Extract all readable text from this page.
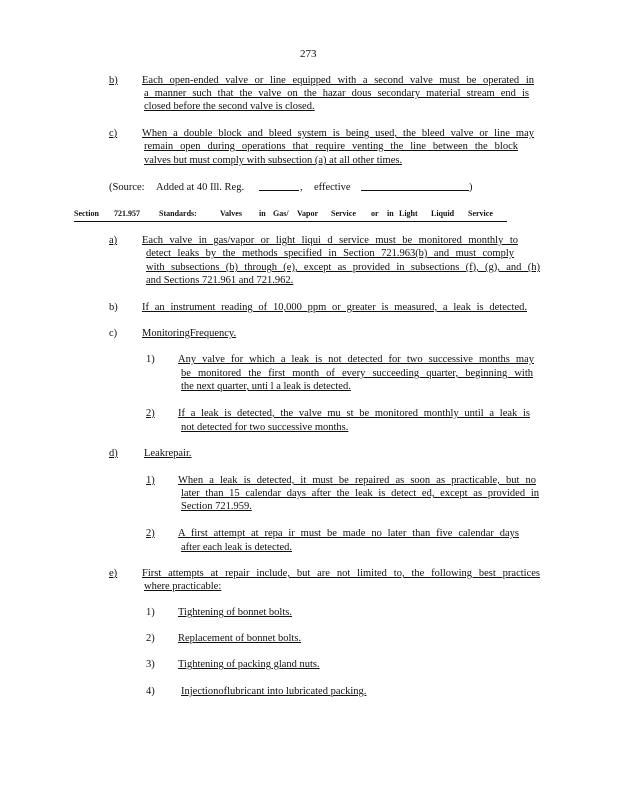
273
b) Each open-ended valve or line equipped with a second valve must be operated in
a manner such that the valve on the hazar dous secondary material stream end is
closed before the second valve is closed.
c) When a double block and bleed system is being used, the bleed valve or line may
remain open during operations that require venting the line between the block
valves but must comply with subsection (a) at all other times.
(Source: Added at 40 Ill. Reg.	, effective	)
Section 721.957 Standards:	Valves in Gas/ Vapor Service or in Light Liquid Service
a) Each valve in gas/vapor or light liqui d service must be monitored monthly to
detect leaks by the methods specified in Section 721.963(b) and must comply
with subsections (b) through (e), except as provided in subsections (f), (g), and (h)
and Sections 721.961 and 721.962.
b) If an instrument reading of 10,000 ppm or greater is measured, a leak is detected.
c) MonitoringFrequency.
1) Any valve for which a leak is not detected for two successive months may
be monitored the first month of every succeeding quarter, beginning with
the next quarter, unti l a leak is detected.
2) If a leak is detected, the valve mu st be monitored monthly until a leak is
not detected for two successive months.
d)	Leakrepair.
1) When a leak is detected, it must be repaired as soon as practicable, but no
later than 15 calendar days after the leak is detect ed, except as provided in
Section 721.959.
2) A first attempt at repa ir must be made no later than five calendar days
after each leak is detected.
e) First attempts at repair include, but are not limited to, the following best practices
where practicable:
1) Tightening of bonnet bolts.
2) Replacement of bonnet bolts.
3) Tightening of packing gland nuts.
4)	Injectionoflubricant into lubricated packing.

_____

**EXERCISE DETAILS**. Select every line in the material above where the string "with" occurs, and copy it.

**FINISHED EXERCISE**.
b) Each open-ended valve or line equipped with a second valve must be operated in
valves but must comply with subsection (a) at all other times.
with subsections (b) through (e), except as provided in subsections (f), (g), and (h)
be monitored the first month of every succeeding quarter, beginning with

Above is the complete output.